[DATA IN THIS EXERCISE]
— START —
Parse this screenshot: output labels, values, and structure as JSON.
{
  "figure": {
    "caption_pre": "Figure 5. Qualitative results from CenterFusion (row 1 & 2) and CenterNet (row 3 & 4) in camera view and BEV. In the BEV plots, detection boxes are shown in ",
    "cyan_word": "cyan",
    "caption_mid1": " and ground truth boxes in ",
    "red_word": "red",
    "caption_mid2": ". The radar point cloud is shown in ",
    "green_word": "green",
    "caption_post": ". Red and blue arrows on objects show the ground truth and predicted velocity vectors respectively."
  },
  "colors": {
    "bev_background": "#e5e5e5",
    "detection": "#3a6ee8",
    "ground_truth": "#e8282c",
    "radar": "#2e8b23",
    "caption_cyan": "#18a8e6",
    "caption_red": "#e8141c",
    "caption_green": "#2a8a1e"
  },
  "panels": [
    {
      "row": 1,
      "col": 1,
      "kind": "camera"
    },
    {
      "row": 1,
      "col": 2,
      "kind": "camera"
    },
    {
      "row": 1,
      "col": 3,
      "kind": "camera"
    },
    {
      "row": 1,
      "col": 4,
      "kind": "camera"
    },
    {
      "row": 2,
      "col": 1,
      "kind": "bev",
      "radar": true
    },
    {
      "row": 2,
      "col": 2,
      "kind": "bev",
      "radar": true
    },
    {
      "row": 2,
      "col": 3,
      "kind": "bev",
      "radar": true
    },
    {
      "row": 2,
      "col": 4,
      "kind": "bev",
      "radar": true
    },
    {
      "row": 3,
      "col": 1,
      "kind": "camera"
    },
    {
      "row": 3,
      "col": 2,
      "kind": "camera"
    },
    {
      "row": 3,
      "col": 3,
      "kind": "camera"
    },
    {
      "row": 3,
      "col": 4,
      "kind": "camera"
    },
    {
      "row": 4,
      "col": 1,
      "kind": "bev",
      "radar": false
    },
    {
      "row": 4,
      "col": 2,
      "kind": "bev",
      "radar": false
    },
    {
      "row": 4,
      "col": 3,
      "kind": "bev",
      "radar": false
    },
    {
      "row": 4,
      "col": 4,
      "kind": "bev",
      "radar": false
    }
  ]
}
— END —
[TASK OBJECTIVE] Please set down each line of the records exactly as given.

[OUTPUT FOR THIS EXERCISE]
Parse this screenshot: output labels, values, and structure as JSON.
{
  "figure": {
    "caption_pre": "Figure 5. Qualitative results from CenterFusion (row 1 & 2) and CenterNet (row 3 & 4) in camera view and BEV. In the BEV plots, detection boxes are shown in ",
    "cyan_word": "cyan",
    "caption_mid1": " and ground truth boxes in ",
    "red_word": "red",
    "caption_mid2": ". The radar point cloud is shown in ",
    "green_word": "green",
    "caption_post": ". Red and blue arrows on objects show the ground truth and predicted velocity vectors respectively."
  },
  "colors": {
    "bev_background": "#e5e5e5",
    "detection": "#3a6ee8",
    "ground_truth": "#e8282c",
    "radar": "#2e8b23",
    "caption_cyan": "#18a8e6",
    "caption_red": "#e8141c",
    "caption_green": "#2a8a1e"
  },
  "panels": [
    {
      "row": 1,
      "col": 1,
      "kind": "camera"
    },
    {
      "row": 1,
      "col": 2,
      "kind": "camera"
    },
    {
      "row": 1,
      "col": 3,
      "kind": "camera"
    },
    {
      "row": 1,
      "col": 4,
      "kind": "camera"
    },
    {
      "row": 2,
      "col": 1,
      "kind": "bev",
      "radar": true
    },
    {
      "row": 2,
      "col": 2,
      "kind": "bev",
      "radar": true
    },
    {
      "row": 2,
      "col": 3,
      "kind": "bev",
      "radar": true
    },
    {
      "row": 2,
      "col": 4,
      "kind": "bev",
      "radar": true
    },
    {
      "row": 3,
      "col": 1,
      "kind": "camera"
    },
    {
      "row": 3,
      "col": 2,
      "kind": "camera"
    },
    {
      "row": 3,
      "col": 3,
      "kind": "camera"
    },
    {
      "row": 3,
      "col": 4,
      "kind": "camera"
    },
    {
      "row": 4,
      "col": 1,
      "kind": "bev",
      "radar": false
    },
    {
      "row": 4,
      "col": 2,
      "kind": "bev",
      "radar": false
    },
    {
      "row": 4,
      "col": 3,
      "kind": "bev",
      "radar": false
    },
    {
      "row": 4,
      "col": 4,
      "kind": "bev",
      "radar": false
    }
  ]
}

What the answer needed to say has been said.